| Task requirements |
Exactly reproduce each entry, leaving out nothing.
━━━━━━━━━━━━━━━━
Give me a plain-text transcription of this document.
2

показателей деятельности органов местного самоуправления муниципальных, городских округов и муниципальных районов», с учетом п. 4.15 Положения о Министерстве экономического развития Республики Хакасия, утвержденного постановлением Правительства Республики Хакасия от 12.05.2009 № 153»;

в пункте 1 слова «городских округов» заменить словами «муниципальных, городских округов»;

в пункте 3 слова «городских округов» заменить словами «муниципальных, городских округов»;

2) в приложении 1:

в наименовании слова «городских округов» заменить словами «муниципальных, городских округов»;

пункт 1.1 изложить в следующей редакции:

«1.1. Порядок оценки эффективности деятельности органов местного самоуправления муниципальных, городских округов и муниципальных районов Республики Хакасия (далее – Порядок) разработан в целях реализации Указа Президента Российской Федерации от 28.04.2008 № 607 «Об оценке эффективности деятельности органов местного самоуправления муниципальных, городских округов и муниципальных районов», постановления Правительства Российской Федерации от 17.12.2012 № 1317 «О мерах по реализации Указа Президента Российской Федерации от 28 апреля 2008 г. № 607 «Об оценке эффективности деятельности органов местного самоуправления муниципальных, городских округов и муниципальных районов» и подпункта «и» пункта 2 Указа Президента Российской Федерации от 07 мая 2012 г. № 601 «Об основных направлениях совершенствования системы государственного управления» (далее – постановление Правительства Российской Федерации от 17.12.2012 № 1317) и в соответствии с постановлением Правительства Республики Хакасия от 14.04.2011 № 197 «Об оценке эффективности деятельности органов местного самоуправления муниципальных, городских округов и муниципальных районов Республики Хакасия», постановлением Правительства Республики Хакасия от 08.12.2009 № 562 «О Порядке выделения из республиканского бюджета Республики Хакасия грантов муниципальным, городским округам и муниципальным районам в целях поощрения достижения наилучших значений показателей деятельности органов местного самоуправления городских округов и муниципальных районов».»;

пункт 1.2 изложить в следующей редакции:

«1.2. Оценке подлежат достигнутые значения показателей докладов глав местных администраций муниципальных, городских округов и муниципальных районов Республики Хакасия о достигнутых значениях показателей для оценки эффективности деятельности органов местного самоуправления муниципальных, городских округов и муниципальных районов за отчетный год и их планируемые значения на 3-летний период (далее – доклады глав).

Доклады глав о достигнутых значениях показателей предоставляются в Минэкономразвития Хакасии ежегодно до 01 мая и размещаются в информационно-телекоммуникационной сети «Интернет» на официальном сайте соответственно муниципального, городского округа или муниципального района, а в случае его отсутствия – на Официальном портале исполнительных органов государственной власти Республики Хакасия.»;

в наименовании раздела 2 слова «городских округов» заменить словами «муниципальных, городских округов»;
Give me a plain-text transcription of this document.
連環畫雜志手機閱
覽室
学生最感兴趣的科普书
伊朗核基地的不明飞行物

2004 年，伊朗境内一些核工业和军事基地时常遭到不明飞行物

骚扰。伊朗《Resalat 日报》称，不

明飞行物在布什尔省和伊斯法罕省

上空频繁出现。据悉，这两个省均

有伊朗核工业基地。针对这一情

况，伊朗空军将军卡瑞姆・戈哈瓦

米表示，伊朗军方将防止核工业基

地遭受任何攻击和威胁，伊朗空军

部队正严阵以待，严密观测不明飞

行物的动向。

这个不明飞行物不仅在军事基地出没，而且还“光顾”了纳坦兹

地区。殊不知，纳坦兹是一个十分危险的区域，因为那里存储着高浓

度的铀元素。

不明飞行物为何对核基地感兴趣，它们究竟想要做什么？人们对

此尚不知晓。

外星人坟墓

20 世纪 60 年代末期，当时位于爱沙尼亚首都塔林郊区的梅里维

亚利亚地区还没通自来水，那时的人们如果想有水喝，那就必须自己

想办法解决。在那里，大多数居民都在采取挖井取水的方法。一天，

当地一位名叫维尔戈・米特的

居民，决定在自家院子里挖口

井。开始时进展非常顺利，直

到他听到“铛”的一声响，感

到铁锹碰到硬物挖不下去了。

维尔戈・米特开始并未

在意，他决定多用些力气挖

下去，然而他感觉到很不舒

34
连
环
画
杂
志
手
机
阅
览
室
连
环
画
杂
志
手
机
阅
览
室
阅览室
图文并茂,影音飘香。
━━━━━━━━━━━━━━━━
| Final result |
Give me a plain-text transcription of this document.
2

показателей деятельности органов местного самоуправления муниципальных, городских округов и муниципальных районов», с учетом п. 4.15 Положения о Министерстве экономического развития Республики Хакасия, утвержденного постановлением Правительства Республики Хакасия от 12.05.2009 № 153»;

в пункте 1 слова «городских округов» заменить словами «муниципальных, городских округов»;

в пункте 3 слова «городских округов» заменить словами «муниципальных, городских округов»;

2) в приложении 1:

в наименовании слова «городских округов» заменить словами «муниципальных, городских округов»;

пункт 1.1 изложить в следующей редакции:

«1.1. Порядок оценки эффективности деятельности органов местного самоуправления муниципальных, городских округов и муниципальных районов Республики Хакасия (далее – Порядок) разработан в целях реализации Указа Президента Российской Федерации от 28.04.2008 № 607 «Об оценке эффективности деятельности органов местного самоуправления муниципальных, городских округов и муниципальных районов», постановления Правительства Российской Федерации от 17.12.2012 № 1317 «О мерах по реализации Указа Президента Российской Федерации от 28 апреля 2008 г. № 607 «Об оценке эффективности деятельности органов местного самоуправления муниципальных, городских округов и муниципальных районов» и подпункта «и» пункта 2 Указа Президента Российской Федерации от 07 мая 2012 г. № 601 «Об основных направлениях совершенствования системы государственного управления» (далее – постановление Правительства Российской Федерации от 17.12.2012 № 1317) и в соответствии с постановлением Правительства Республики Хакасия от 14.04.2011 № 197 «Об оценке эффективности деятельности органов местного самоуправления муниципальных, городских округов и муниципальных районов Республики Хакасия», постановлением Правительства Республики Хакасия от 08.12.2009 № 562 «О Порядке выделения из республиканского бюджета Республики Хакасия грантов муниципальным, городским округам и муниципальным районам в целях поощрения достижения наилучших значений показателей деятельности органов местного самоуправления городских округов и муниципальных районов».»;

пункт 1.2 изложить в следующей редакции:

«1.2. Оценке подлежат достигнутые значения показателей докладов глав местных администраций муниципальных, городских округов и муниципальных районов Республики Хакасия о достигнутых значениях показателей для оценки эффективности деятельности органов местного самоуправления муниципальных, городских округов и муниципальных районов за отчетный год и их планируемые значения на 3-летний период (далее – доклады глав).

Доклады глав о достигнутых значениях показателей предоставляются в Минэкономразвития Хакасии ежегодно до 01 мая и размещаются в информационно-телекоммуникационной сети «Интернет» на официальном сайте соответственно муниципального, городского округа или муниципального района, а в случае его отсутствия – на Официальном портале исполнительных органов государственной власти Республики Хакасия.»;

в наименовании раздела 2 слова «городских округов» заменить словами «муниципальных, городских округов»;
Give me a plain-text transcription of this document.
連環畫雜志手機閱
覽室
学生最感兴趣的科普书
伊朗核基地的不明飞行物

2004 年，伊朗境内一些核工业和军事基地时常遭到不明飞行物

骚扰。伊朗《Resalat 日报》称，不

明飞行物在布什尔省和伊斯法罕省

上空频繁出现。据悉，这两个省均

有伊朗核工业基地。针对这一情

况，伊朗空军将军卡瑞姆・戈哈瓦

米表示，伊朗军方将防止核工业基

地遭受任何攻击和威胁，伊朗空军

部队正严阵以待，严密观测不明飞

行物的动向。

这个不明飞行物不仅在军事基地出没，而且还“光顾”了纳坦兹

地区。殊不知，纳坦兹是一个十分危险的区域，因为那里存储着高浓

度的铀元素。

不明飞行物为何对核基地感兴趣，它们究竟想要做什么？人们对

此尚不知晓。

外星人坟墓

20 世纪 60 年代末期，当时位于爱沙尼亚首都塔林郊区的梅里维

亚利亚地区还没通自来水，那时的人们如果想有水喝，那就必须自己

想办法解决。在那里，大多数居民都在采取挖井取水的方法。一天，

当地一位名叫维尔戈・米特的

居民，决定在自家院子里挖口

井。开始时进展非常顺利，直

到他听到“铛”的一声响，感

到铁锹碰到硬物挖不下去了。

维尔戈・米特开始并未

在意，他决定多用些力气挖

下去，然而他感觉到很不舒

34
连
环
画
杂
志
手
机
阅
览
室
连
环
画
杂
志
手
机
阅
览
室
阅览室
图文并茂,影音飘香。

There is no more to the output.